LISTING =
----------

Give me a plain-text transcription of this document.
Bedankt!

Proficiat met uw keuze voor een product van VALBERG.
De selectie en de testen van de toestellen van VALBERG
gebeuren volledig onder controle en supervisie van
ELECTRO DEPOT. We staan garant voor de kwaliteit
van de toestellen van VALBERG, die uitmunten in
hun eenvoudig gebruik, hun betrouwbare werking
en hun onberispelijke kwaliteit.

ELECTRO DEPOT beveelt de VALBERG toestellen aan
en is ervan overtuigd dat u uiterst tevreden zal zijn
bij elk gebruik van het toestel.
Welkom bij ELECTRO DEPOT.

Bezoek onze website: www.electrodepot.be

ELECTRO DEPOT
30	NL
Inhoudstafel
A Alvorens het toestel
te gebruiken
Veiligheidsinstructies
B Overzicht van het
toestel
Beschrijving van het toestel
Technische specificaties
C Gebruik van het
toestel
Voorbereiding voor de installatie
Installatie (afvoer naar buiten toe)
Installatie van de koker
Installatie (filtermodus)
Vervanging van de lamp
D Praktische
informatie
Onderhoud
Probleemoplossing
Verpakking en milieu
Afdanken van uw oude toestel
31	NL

----------

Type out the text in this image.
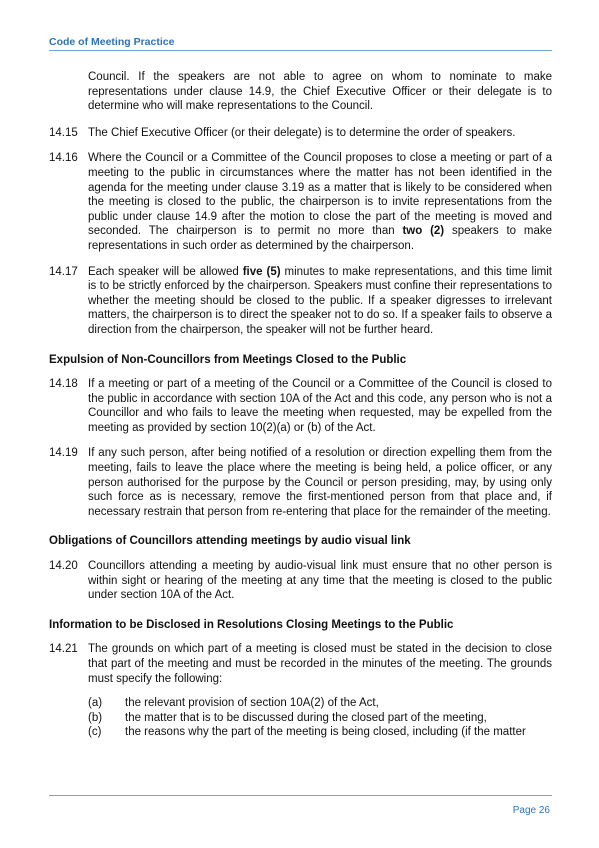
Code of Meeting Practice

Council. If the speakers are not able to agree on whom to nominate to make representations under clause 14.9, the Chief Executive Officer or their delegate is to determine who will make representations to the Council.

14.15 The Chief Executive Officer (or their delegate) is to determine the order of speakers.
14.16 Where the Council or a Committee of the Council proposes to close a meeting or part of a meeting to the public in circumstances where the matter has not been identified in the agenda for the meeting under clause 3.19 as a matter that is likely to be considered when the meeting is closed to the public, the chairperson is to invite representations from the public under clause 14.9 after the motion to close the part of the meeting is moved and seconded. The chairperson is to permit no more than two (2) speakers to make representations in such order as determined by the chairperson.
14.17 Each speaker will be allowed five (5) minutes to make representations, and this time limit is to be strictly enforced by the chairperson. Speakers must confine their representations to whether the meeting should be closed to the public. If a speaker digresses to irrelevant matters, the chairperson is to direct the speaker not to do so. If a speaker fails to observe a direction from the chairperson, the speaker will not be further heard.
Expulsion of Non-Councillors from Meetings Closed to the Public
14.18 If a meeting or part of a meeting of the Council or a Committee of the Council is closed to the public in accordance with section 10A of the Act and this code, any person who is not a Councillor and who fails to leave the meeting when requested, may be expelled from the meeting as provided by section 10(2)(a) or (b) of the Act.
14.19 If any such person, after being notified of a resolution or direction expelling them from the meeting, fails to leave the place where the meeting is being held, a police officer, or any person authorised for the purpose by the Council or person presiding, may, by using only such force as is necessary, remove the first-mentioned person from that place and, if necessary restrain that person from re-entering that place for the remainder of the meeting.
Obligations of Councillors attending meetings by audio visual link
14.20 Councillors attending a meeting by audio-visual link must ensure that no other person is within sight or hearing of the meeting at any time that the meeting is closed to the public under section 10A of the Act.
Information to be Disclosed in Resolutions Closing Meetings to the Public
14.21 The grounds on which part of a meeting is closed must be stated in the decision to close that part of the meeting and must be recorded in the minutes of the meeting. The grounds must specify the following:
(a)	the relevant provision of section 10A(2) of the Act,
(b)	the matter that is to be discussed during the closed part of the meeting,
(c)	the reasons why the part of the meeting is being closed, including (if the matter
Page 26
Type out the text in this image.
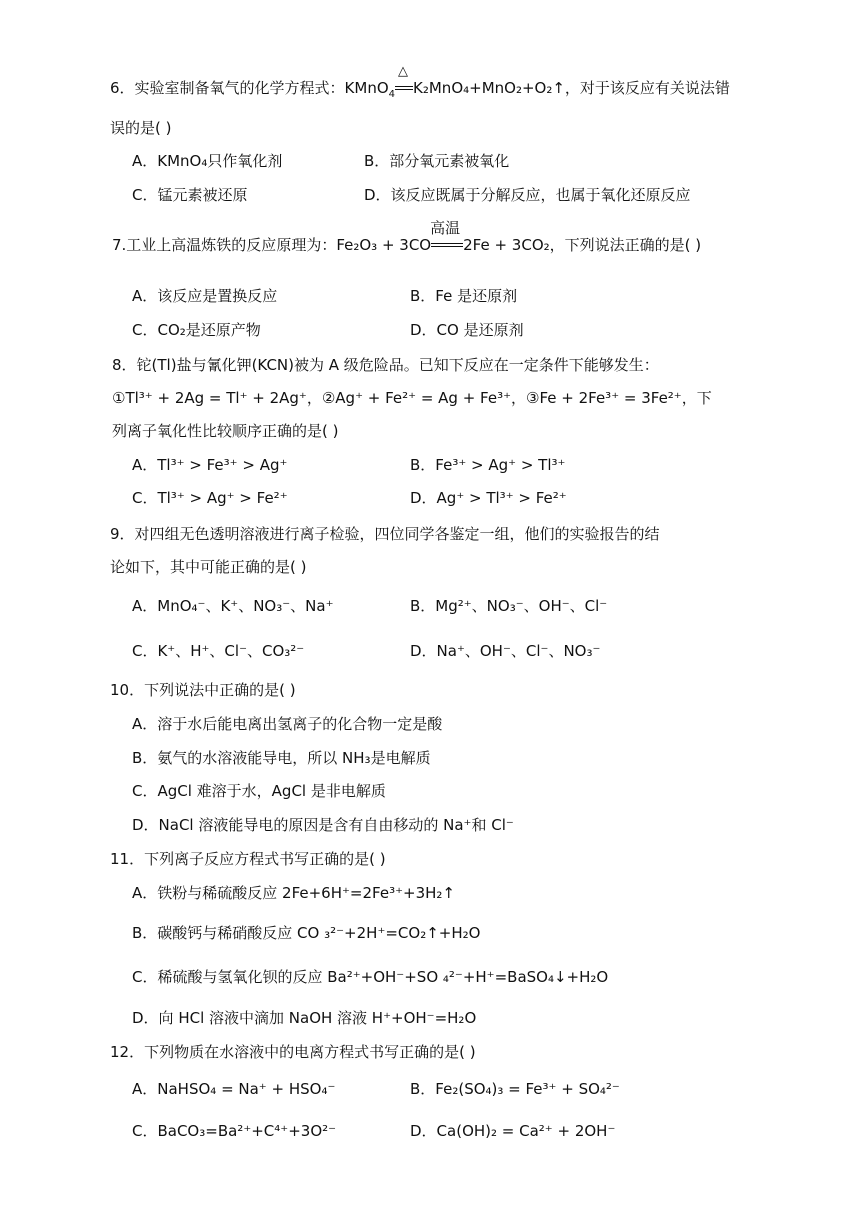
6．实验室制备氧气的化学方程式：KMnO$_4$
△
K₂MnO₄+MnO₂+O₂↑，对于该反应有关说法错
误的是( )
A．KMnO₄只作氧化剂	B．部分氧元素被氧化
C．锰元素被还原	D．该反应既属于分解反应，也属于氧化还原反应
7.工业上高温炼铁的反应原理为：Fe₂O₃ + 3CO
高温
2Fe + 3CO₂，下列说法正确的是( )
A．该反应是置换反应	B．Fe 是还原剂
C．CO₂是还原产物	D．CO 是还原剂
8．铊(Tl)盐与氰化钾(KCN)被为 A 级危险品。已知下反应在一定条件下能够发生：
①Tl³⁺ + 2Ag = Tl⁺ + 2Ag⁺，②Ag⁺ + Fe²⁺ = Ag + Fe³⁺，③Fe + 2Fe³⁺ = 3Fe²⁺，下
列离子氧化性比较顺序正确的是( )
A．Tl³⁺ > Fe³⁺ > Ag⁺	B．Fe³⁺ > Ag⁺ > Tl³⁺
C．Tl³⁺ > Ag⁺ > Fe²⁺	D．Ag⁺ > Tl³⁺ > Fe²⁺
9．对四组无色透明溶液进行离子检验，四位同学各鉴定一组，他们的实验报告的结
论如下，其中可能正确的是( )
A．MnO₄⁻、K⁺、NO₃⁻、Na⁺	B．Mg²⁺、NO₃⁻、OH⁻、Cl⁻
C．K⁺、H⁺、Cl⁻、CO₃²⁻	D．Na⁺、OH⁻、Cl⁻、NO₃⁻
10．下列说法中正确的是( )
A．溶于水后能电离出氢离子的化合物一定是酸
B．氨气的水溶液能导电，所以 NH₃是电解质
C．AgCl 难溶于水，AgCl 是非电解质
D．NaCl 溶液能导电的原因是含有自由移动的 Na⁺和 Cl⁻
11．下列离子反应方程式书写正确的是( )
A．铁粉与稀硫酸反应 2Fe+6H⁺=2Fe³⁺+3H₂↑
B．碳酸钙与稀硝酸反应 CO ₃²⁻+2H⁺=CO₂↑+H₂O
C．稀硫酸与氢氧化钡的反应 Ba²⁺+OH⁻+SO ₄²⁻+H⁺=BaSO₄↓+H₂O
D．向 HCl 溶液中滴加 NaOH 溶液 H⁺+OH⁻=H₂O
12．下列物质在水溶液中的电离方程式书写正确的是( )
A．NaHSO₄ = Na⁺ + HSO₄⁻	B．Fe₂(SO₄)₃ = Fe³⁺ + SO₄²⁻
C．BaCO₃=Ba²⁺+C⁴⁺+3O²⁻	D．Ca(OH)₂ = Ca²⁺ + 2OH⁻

----------

REQUIREMENT =
Reproduce each line of the material containing the word "voor".

RESULT OF THE EXERCISE =
Proficiat met uw keuze voor een product van VALBERG.
ELECTRO DEPOT. We staan garant voor de kwaliteit
Voorbereiding voor de installatie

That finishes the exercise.